## begin Data for processing
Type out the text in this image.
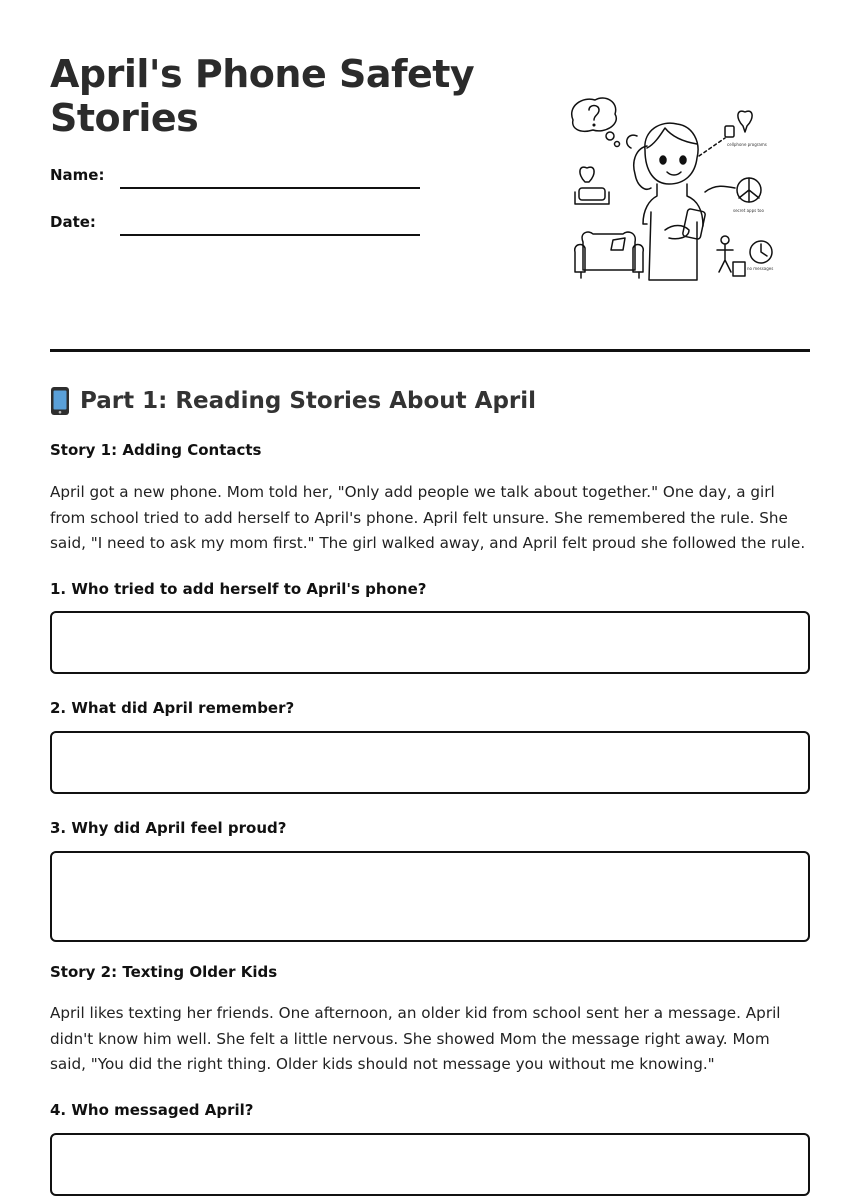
April's Phone Safety Stories
Name:
Date:
cellphone programs
secret apps too
no messages
Part 1: Reading Stories About April
Story 1: Adding Contacts
April got a new phone. Mom told her, "Only add people we talk about together." One day, a girl from school tried to add herself to April's phone. April felt unsure. She remembered the rule. She said, "I need to ask my mom first." The girl walked away, and April felt proud she followed the rule.
1. Who tried to add herself to April's phone?
2. What did April remember?
3. Why did April feel proud?
Story 2: Texting Older Kids
April likes texting her friends. One afternoon, an older kid from school sent her a message. April didn't know him well. She felt a little nervous. She showed Mom the message right away. Mom said, "You did the right thing. Older kids should not message you without me knowing."
4. Who messaged April?
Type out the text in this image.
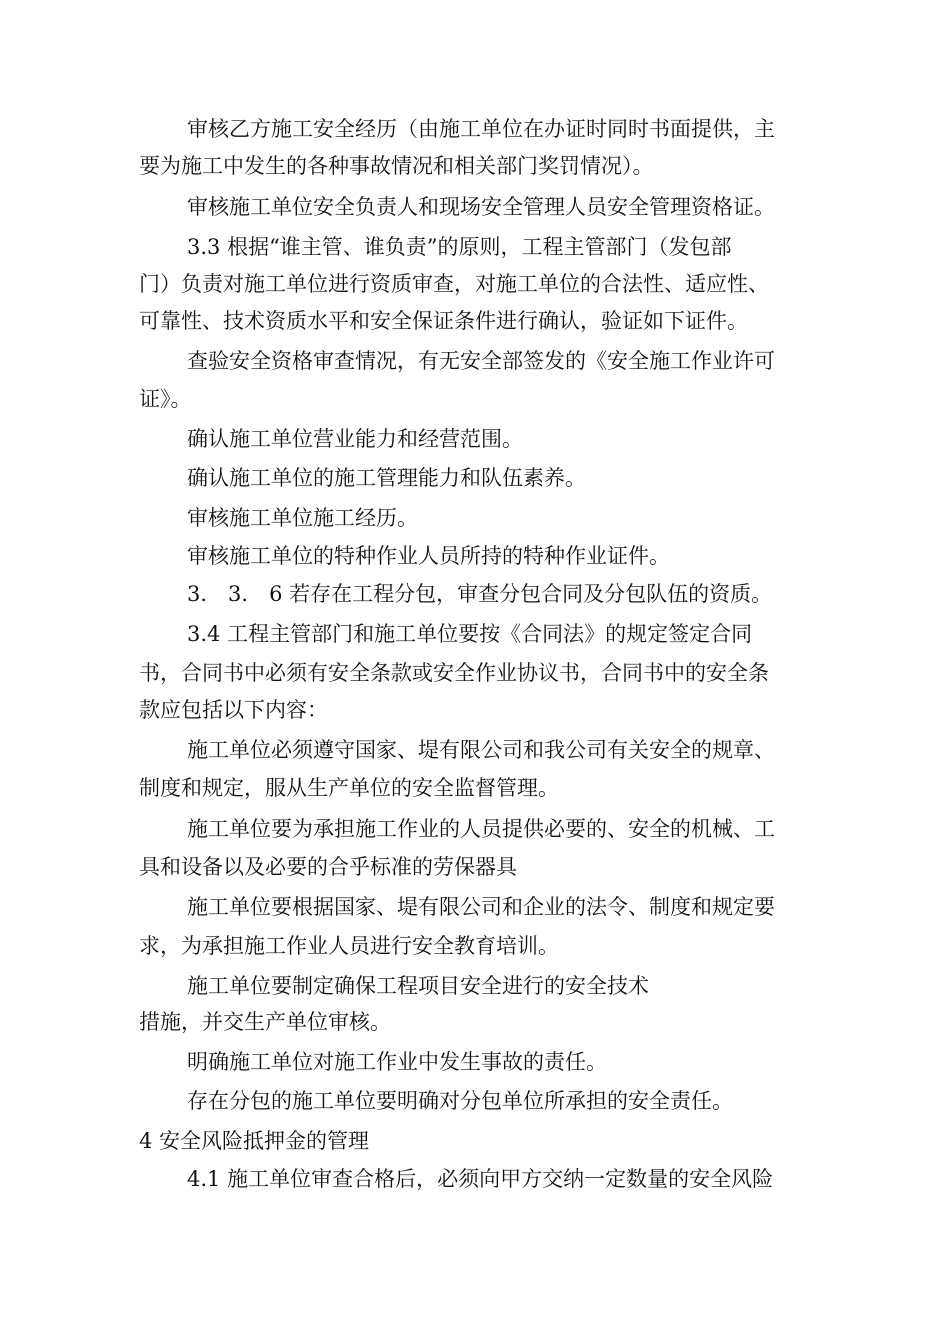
审核乙方施工安全经历（由施工单位在办证时同时书面提供，主

要为施工中发生的各种事故情况和相关部门奖罚情况）。

审核施工单位安全负责人和现场安全管理人员安全管理资格证。

3.3 根据“谁主管、谁负责”的原则，工程主管部门（发包部

门）负责对施工单位进行资质审查，对施工单位的合法性、适应性、

可靠性、技术资质水平和安全保证条件进行确认，验证如下证件。

查验安全资格审查情况，有无安全部签发的《安全施工作业许可

证》。

确认施工单位营业能力和经营范围。

确认施工单位的施工管理能力和队伍素养。

审核施工单位施工经历。

审核施工单位的特种作业人员所持的特种作业证件。

3． 3． 6 若存在工程分包，审查分包合同及分包队伍的资质。

3.4 工程主管部门和施工单位要按《合同法》的规定签定合同

书，合同书中必须有安全条款或安全作业协议书，合同书中的安全条

款应包括以下内容：

施工单位必须遵守国家、堤有限公司和我公司有关安全的规章、

制度和规定，服从生产单位的安全监督管理。

施工单位要为承担施工作业的人员提供必要的、安全的机械、工

具和设备以及必要的合乎标准的劳保器具

施工单位要根据国家、堤有限公司和企业的法令、制度和规定要

求，为承担施工作业人员进行安全教育培训。

施工单位要制定确保工程项目安全进行的安全技术

措施，并交生产单位审核。

明确施工单位对施工作业中发生事故的责任。

存在分包的施工单位要明确对分包单位所承担的安全责任。

4 安全风险抵押金的管理

4.1 施工单位审查合格后，必须向甲方交纳一定数量的安全风险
## end Data for processing
* _What to work on_: Reproduce every line from the entries that holds the word "proud".

* _Expected answer_:
April got a new phone. Mom told her, "Only add people we talk about together." One day, a girl from school tried to add herself to April's phone. April felt unsure. She remembered the rule. She said, "I need to ask my mom first." The girl walked away, and April felt proud she followed the rule.
3. Why did April feel proud?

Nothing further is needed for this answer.